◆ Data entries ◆
--------

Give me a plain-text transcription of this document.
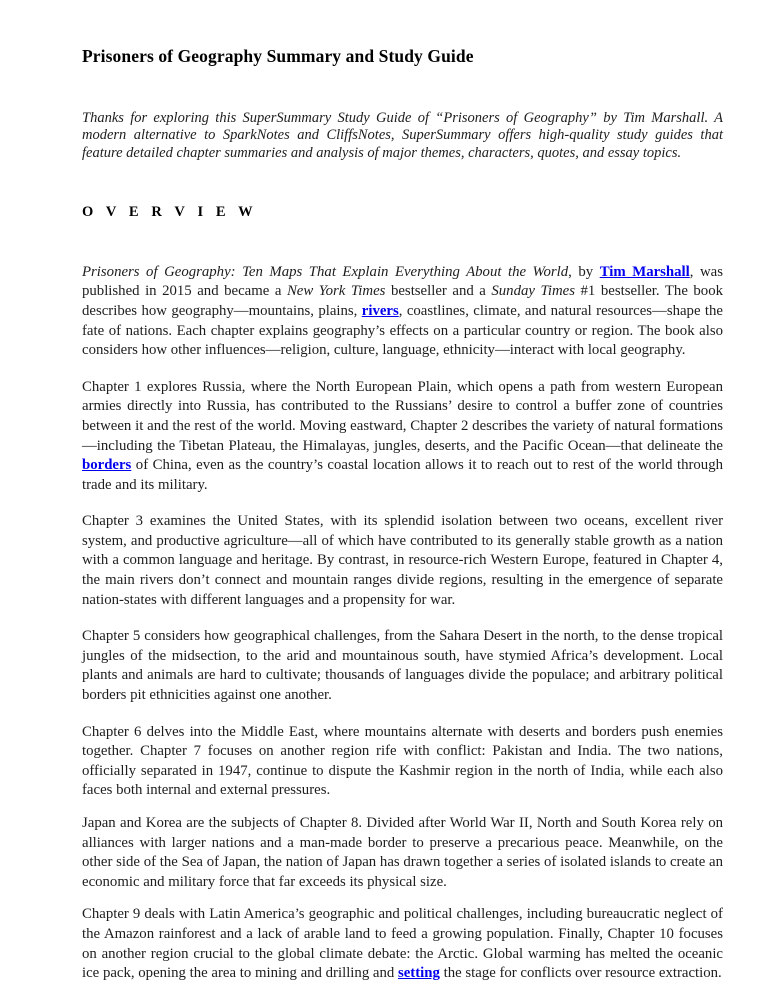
Prisoners of Geography Summary and Study Guide

Thanks for exploring this SuperSummary Study Guide of “Prisoners of Geography” by Tim Marshall. A modern alternative to SparkNotes and CliffsNotes, SuperSummary offers high-quality study guides that feature detailed chapter summaries and analysis of major themes, characters, quotes, and essay topics.

O V E R V I E W

Prisoners of Geography: Ten Maps That Explain Everything About the World, by Tim Marshall, was published in 2015 and became a New York Times bestseller and a Sunday Times #1 bestseller. The book describes how geography—mountains, plains, rivers, coastlines, climate, and natural resources—shape the fate of nations. Each chapter explains geography’s effects on a particular country or region. The book also considers how other influences—religion, culture, language, ethnicity—interact with local geography.

Chapter 1 explores Russia, where the North European Plain, which opens a path from western European armies directly into Russia, has contributed to the Russians’ desire to control a buffer zone of countries between it and the rest of the world. Moving eastward, Chapter 2 describes the variety of natural formations—including the Tibetan Plateau, the Himalayas, jungles, deserts, and the Pacific Ocean—that delineate the borders of China, even as the country’s coastal location allows it to reach out to rest of the world through trade and its military.

Chapter 3 examines the United States, with its splendid isolation between two oceans, excellent river system, and productive agriculture—all of which have contributed to its generally stable growth as a nation with a common language and heritage. By contrast, in resource-rich Western Europe, featured in Chapter 4, the main rivers don’t connect and mountain ranges divide regions, resulting in the emergence of separate nation-states with different languages and a propensity for war.

Chapter 5 considers how geographical challenges, from the Sahara Desert in the north, to the dense tropical jungles of the midsection, to the arid and mountainous south, have stymied Africa’s development. Local plants and animals are hard to cultivate; thousands of languages divide the populace; and arbitrary political borders pit ethnicities against one another.

Chapter 6 delves into the Middle East, where mountains alternate with deserts and borders push enemies together. Chapter 7 focuses on another region rife with conflict: Pakistan and India. The two nations, officially separated in 1947, continue to dispute the Kashmir region in the north of India, while each also faces both internal and external pressures.

Japan and Korea are the subjects of Chapter 8. Divided after World War II, North and South Korea rely on alliances with larger nations and a man-made border to preserve a precarious peace. Meanwhile, on the other side of the Sea of Japan, the nation of Japan has drawn together a series of isolated islands to create an economic and military force that far exceeds its physical size.

Chapter 9 deals with Latin America’s geographic and political challenges, including bureaucratic neglect of the Amazon rainforest and a lack of arable land to feed a growing population. Finally, Chapter 10 focuses on another region crucial to the global climate debate: the Arctic. Global warming has melted the oceanic ice pack, opening the area to mining and drilling and setting the stage for conflicts over resource extraction.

--------

◆ INSTRUCTIONS FOR THE TASK ◆
Copy the material shown above in full and exactly. Skip the pictures.

◆ SOLUTION TO THE EXERCISE ◆
Give me a plain-text transcription of this document.
Prisoners of Geography Summary and Study Guide

Thanks for exploring this SuperSummary Study Guide of “Prisoners of Geography” by Tim Marshall. A modern alternative to SparkNotes and CliffsNotes, SuperSummary offers high-quality study guides that feature detailed chapter summaries and analysis of major themes, characters, quotes, and essay topics.

O V E R V I E W

Prisoners of Geography: Ten Maps That Explain Everything About the World, by Tim Marshall, was published in 2015 and became a New York Times bestseller and a Sunday Times #1 bestseller. The book describes how geography—mountains, plains, rivers, coastlines, climate, and natural resources—shape the fate of nations. Each chapter explains geography’s effects on a particular country or region. The book also considers how other influences—religion, culture, language, ethnicity—interact with local geography.

Chapter 1 explores Russia, where the North European Plain, which opens a path from western European armies directly into Russia, has contributed to the Russians’ desire to control a buffer zone of countries between it and the rest of the world. Moving eastward, Chapter 2 describes the variety of natural formations—including the Tibetan Plateau, the Himalayas, jungles, deserts, and the Pacific Ocean—that delineate the borders of China, even as the country’s coastal location allows it to reach out to rest of the world through trade and its military.

Chapter 3 examines the United States, with its splendid isolation between two oceans, excellent river system, and productive agriculture—all of which have contributed to its generally stable growth as a nation with a common language and heritage. By contrast, in resource-rich Western Europe, featured in Chapter 4, the main rivers don’t connect and mountain ranges divide regions, resulting in the emergence of separate nation-states with different languages and a propensity for war.

Chapter 5 considers how geographical challenges, from the Sahara Desert in the north, to the dense tropical jungles of the midsection, to the arid and mountainous south, have stymied Africa’s development. Local plants and animals are hard to cultivate; thousands of languages divide the populace; and arbitrary political borders pit ethnicities against one another.

Chapter 6 delves into the Middle East, where mountains alternate with deserts and borders push enemies together. Chapter 7 focuses on another region rife with conflict: Pakistan and India. The two nations, officially separated in 1947, continue to dispute the Kashmir region in the north of India, while each also faces both internal and external pressures.

Japan and Korea are the subjects of Chapter 8. Divided after World War II, North and South Korea rely on alliances with larger nations and a man-made border to preserve a precarious peace. Meanwhile, on the other side of the Sea of Japan, the nation of Japan has drawn together a series of isolated islands to create an economic and military force that far exceeds its physical size.

Chapter 9 deals with Latin America’s geographic and political challenges, including bureaucratic neglect of the Amazon rainforest and a lack of arable land to feed a growing population. Finally, Chapter 10 focuses on another region crucial to the global climate debate: the Arctic. Global warming has melted the oceanic ice pack, opening the area to mining and drilling and setting the stage for conflicts over resource extraction.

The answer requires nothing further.